* **EXERCICE ÉCRIT A**: Répétez à l'identique les lignes de la liste, du début de celle-ci jusqu'à la ligne contenant « table-row: 59607 4306241967****8715 », incluses.

Le dîner est servi à partir de 19h30.
À 20h30, en pénétrant dans le hall de l’hôtel, il n’y a pas de comptoir de réception. Pas tout de suite en tout cas. Il y a une famille nombreuse qui dîne avec la matrone qui trône en bout de table. Et derrière le comptoir, situé dans une pièce derrière la famille nombreuse, il n’y a personne. La matrone se redresse et traîne ces chaussons.
C’est pour quoi?
Son ton de voix et son visage invitent à ne pas répondre. Et à partir. Vite et loin. Sans se retourner. Jusqu’à la mer, là-bas loin. Puis se jeter dedans. Et mourir. Miss Pamplemousse, burnée comme un cheval en rut, ose.
Pour dîner.
Le vieux mètre cube tout mou monté sur charentaises se décrispe et va chercher sa fille. C’est elle qui tient la maison. C’est elle qui se charge de l’accueil. Qui emmène les gens, à leur arrivée, sur le parking gravillonné de l’hôtel.

* **DONNÉES FOURNIES**:
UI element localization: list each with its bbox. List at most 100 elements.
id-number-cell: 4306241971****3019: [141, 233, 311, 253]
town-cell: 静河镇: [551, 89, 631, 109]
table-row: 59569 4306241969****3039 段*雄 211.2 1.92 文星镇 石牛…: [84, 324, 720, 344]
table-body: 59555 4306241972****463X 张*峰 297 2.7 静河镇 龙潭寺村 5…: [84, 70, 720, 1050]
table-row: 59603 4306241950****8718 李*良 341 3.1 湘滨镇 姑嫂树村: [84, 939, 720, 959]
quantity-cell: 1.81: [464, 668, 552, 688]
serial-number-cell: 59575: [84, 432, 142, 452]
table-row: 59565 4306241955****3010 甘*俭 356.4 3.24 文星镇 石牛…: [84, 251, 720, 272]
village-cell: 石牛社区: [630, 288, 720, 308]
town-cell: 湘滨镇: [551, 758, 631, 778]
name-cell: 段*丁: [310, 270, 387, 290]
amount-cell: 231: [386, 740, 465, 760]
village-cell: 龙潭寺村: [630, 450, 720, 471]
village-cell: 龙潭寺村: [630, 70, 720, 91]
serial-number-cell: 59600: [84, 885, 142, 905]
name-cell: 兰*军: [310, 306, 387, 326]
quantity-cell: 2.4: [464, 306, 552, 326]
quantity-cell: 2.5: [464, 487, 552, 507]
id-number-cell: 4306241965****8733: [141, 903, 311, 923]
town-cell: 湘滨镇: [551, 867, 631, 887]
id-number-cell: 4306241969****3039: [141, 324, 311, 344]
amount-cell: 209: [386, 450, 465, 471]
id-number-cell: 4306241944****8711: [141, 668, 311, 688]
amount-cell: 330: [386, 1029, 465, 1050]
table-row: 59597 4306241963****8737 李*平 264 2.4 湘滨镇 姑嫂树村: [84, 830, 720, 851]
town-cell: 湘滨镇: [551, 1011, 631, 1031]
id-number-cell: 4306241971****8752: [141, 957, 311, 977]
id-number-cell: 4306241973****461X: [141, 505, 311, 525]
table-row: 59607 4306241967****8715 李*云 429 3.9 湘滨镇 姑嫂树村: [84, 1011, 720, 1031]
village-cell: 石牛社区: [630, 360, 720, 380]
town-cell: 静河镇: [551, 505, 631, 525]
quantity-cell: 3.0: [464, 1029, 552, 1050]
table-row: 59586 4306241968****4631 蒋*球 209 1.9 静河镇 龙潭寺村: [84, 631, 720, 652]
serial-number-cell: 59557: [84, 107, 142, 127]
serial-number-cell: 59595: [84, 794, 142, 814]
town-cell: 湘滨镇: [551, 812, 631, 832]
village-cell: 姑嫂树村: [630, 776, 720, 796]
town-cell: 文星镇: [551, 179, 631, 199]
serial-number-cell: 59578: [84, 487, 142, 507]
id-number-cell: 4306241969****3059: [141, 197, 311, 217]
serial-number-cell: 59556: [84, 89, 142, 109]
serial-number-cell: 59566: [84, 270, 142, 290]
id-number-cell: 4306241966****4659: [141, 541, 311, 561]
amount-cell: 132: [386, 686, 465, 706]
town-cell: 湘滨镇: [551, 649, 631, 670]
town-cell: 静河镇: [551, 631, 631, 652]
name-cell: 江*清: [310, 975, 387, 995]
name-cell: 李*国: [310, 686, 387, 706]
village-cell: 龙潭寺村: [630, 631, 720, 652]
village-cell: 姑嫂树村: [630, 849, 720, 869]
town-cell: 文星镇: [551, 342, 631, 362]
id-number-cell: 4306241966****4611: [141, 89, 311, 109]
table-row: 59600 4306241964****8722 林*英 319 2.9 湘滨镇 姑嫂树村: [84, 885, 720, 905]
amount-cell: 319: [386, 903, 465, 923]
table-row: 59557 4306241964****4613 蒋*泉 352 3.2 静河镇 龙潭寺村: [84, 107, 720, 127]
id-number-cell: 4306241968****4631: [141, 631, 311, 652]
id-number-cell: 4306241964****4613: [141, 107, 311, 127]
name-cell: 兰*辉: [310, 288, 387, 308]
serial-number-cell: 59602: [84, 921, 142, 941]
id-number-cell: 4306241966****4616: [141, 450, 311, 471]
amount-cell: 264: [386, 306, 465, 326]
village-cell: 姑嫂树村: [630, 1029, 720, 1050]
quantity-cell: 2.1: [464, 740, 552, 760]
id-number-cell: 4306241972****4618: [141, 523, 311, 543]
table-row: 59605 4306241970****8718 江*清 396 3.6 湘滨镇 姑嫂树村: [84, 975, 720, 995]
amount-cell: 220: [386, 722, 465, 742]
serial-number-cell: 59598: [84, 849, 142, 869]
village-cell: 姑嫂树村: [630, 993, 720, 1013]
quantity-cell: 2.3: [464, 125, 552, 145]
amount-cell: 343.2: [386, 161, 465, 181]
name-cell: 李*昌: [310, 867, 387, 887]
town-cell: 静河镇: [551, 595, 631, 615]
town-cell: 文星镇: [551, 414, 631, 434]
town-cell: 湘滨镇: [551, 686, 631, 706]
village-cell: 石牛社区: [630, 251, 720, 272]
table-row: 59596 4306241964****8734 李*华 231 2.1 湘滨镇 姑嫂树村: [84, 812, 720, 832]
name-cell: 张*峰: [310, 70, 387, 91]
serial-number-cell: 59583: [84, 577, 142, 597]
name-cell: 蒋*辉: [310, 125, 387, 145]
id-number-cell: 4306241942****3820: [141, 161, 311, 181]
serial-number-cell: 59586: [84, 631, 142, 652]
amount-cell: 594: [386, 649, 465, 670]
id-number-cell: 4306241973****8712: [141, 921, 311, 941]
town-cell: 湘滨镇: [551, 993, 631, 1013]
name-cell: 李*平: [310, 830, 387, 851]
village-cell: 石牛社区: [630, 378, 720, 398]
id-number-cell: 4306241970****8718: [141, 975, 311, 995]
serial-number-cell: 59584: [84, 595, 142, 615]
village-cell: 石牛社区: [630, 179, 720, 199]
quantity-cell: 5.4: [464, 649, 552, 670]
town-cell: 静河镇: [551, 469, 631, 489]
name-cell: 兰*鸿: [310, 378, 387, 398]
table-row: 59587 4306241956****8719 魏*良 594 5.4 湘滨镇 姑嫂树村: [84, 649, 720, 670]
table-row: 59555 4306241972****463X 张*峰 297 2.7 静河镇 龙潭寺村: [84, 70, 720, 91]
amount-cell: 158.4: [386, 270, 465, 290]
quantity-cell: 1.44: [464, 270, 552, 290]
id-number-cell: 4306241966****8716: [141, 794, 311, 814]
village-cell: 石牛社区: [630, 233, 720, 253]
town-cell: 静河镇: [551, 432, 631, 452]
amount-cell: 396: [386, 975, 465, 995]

* **EXERCICE ÉCRIT B**: Reproduisez fidèlement le passage du récit du dîner à l'hôtel compris entre « Son ton de voix » et « Pour dîner. », inclus.

* **RÉPONSE RÉDIGÉE A**:
UI element localization: list each with its bbox. List at most 100 elements.
id-number-cell: 4306241971****3019: [141, 233, 311, 253]
town-cell: 静河镇: [551, 89, 631, 109]
table-row: 59569 4306241969****3039 段*雄 211.2 1.92 文星镇 石牛…: [84, 324, 720, 344]
table-body: 59555 4306241972****463X 张*峰 297 2.7 静河镇 龙潭寺村 5…: [84, 70, 720, 1050]
table-row: 59603 4306241950****8718 李*良 341 3.1 湘滨镇 姑嫂树村: [84, 939, 720, 959]
quantity-cell: 1.81: [464, 668, 552, 688]
serial-number-cell: 59575: [84, 432, 142, 452]
table-row: 59565 4306241955****3010 甘*俭 356.4 3.24 文星镇 石牛…: [84, 251, 720, 272]
village-cell: 石牛社区: [630, 288, 720, 308]
town-cell: 湘滨镇: [551, 758, 631, 778]
name-cell: 段*丁: [310, 270, 387, 290]
amount-cell: 231: [386, 740, 465, 760]
village-cell: 龙潭寺村: [630, 450, 720, 471]
village-cell: 龙潭寺村: [630, 70, 720, 91]
serial-number-cell: 59600: [84, 885, 142, 905]
name-cell: 兰*军: [310, 306, 387, 326]
quantity-cell: 2.4: [464, 306, 552, 326]
quantity-cell: 2.5: [464, 487, 552, 507]
id-number-cell: 4306241965****8733: [141, 903, 311, 923]
town-cell: 湘滨镇: [551, 867, 631, 887]
id-number-cell: 4306241969****3039: [141, 324, 311, 344]
amount-cell: 209: [386, 450, 465, 471]
id-number-cell: 4306241944****8711: [141, 668, 311, 688]
amount-cell: 330: [386, 1029, 465, 1050]
table-row: 59597 4306241963****8737 李*平 264 2.4 湘滨镇 姑嫂树村: [84, 830, 720, 851]
town-cell: 湘滨镇: [551, 1011, 631, 1031]
id-number-cell: 4306241971****8752: [141, 957, 311, 977]
id-number-cell: 4306241973****461X: [141, 505, 311, 525]
table-row: 59607 4306241967****8715 李*云 429 3.9 湘滨镇 姑嫂树村: [84, 1011, 720, 1031]

* **RÉPONSE RÉDIGÉE B**:
Son ton de voix et son visage invitent à ne pas répondre. Et à partir. Vite et loin. Sans se retourner. Jusqu’à la mer, là-bas loin. Puis se jeter dedans. Et mourir. Miss Pamplemousse, burnée comme un cheval en rut, ose.
Pour dîner.